>> START
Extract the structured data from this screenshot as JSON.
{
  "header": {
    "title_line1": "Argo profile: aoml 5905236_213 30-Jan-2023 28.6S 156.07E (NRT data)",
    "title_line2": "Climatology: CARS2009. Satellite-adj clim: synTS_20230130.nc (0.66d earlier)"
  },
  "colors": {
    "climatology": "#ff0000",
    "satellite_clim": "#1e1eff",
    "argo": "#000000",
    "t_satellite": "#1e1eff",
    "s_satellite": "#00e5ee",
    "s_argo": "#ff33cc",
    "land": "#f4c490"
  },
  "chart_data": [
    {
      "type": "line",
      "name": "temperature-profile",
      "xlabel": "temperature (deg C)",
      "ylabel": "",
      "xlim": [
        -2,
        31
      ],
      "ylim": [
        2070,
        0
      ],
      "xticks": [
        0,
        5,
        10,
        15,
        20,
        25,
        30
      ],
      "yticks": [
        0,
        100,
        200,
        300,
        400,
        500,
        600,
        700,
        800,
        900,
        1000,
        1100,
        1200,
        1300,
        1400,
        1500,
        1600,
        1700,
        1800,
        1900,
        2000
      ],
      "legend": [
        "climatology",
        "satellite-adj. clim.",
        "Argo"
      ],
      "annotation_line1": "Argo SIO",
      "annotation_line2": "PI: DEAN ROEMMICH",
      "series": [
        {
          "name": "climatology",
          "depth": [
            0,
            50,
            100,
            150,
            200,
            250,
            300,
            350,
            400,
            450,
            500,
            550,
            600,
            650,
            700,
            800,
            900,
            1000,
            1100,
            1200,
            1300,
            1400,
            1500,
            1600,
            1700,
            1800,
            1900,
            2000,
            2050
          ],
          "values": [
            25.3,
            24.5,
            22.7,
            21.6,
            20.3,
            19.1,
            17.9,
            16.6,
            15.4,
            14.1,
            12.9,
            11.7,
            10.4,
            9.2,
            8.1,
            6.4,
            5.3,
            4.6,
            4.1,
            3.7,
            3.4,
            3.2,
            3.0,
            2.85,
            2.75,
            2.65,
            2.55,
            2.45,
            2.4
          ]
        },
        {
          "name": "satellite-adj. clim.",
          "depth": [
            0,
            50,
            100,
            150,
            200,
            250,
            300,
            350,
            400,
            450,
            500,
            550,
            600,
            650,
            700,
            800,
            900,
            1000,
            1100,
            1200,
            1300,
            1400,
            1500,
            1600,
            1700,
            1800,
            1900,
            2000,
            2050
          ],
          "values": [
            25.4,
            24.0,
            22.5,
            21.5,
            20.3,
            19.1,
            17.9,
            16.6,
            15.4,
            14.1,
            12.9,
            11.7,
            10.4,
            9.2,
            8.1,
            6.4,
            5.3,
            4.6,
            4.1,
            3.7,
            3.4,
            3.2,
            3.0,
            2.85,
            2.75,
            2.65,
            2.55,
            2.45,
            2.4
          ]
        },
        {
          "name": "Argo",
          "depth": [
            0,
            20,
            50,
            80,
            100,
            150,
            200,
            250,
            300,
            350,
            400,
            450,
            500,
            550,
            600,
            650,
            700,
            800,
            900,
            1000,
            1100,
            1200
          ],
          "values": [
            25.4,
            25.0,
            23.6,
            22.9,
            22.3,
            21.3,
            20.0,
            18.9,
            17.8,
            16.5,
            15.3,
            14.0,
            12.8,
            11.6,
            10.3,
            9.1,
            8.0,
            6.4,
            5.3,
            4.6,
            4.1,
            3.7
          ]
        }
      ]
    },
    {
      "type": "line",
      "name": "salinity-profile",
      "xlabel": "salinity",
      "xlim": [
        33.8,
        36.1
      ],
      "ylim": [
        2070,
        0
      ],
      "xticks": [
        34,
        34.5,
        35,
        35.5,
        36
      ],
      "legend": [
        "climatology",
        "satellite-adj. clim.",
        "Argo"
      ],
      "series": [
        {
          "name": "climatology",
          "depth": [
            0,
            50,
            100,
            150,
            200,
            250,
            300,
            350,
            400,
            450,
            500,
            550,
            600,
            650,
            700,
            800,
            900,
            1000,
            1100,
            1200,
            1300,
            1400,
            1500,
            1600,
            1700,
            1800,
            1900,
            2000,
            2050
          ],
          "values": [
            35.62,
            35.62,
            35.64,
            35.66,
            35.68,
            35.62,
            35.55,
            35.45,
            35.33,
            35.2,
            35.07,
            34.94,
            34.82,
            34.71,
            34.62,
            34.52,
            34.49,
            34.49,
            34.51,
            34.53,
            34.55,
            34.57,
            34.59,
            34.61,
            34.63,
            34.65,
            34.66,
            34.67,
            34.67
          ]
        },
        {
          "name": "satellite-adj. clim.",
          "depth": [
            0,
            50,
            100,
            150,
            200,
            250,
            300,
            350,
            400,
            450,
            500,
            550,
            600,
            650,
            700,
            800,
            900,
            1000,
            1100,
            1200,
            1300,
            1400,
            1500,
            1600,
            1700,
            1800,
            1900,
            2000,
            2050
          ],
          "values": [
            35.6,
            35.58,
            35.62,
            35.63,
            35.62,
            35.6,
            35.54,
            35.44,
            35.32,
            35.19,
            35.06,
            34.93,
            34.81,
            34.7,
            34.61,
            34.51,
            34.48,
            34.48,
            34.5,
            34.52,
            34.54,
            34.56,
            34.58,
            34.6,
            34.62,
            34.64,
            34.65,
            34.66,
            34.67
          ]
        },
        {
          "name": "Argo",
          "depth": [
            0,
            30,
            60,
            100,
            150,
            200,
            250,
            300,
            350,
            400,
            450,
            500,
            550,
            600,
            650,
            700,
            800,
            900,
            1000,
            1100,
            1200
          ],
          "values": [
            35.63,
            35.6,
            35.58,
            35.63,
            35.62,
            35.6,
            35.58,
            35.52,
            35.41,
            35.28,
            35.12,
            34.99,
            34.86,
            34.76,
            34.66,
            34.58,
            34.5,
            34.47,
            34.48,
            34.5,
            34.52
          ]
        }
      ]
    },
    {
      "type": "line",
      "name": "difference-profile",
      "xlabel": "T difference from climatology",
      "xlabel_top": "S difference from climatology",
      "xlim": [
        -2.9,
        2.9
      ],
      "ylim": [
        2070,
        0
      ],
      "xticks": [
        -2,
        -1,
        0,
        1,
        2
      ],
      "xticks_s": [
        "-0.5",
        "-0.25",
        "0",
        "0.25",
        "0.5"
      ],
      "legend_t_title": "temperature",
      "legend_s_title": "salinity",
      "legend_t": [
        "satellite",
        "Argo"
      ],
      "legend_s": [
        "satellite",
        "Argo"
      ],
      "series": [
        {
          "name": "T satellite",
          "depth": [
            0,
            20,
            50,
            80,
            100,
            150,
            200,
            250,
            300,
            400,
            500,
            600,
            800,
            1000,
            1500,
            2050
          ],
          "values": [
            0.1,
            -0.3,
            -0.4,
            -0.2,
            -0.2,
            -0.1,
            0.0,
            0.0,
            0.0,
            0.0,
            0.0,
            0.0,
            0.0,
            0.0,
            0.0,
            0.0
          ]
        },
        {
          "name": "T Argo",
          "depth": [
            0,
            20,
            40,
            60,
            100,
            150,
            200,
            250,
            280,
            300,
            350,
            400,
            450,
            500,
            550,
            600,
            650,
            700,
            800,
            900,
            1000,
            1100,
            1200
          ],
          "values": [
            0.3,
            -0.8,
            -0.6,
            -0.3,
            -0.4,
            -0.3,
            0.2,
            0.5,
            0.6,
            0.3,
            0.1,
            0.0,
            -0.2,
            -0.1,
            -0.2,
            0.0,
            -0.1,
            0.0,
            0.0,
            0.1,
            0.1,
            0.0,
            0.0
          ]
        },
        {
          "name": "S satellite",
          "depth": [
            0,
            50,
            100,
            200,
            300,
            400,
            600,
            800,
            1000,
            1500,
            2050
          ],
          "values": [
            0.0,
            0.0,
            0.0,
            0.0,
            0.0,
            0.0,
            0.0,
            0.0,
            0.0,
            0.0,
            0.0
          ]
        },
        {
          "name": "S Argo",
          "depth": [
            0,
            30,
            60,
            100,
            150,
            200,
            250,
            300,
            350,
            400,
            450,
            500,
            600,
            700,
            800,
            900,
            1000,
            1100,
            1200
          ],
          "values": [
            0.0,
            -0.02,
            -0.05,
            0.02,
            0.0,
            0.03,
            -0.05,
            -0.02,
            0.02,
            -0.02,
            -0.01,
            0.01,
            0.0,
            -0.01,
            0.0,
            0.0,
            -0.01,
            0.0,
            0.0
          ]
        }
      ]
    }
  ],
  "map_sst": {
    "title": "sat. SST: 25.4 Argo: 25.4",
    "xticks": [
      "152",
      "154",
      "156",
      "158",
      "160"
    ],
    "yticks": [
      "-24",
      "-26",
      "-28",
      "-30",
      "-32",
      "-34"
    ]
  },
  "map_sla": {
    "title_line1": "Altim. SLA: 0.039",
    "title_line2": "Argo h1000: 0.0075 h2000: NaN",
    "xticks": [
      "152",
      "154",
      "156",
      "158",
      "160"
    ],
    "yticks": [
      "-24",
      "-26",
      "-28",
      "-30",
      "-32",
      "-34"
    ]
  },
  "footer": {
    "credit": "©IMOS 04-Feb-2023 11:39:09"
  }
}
>> END
WORK TO DO
Report how many lines of the listing hold the word "from", with nothing but the number.

RESPONSE
3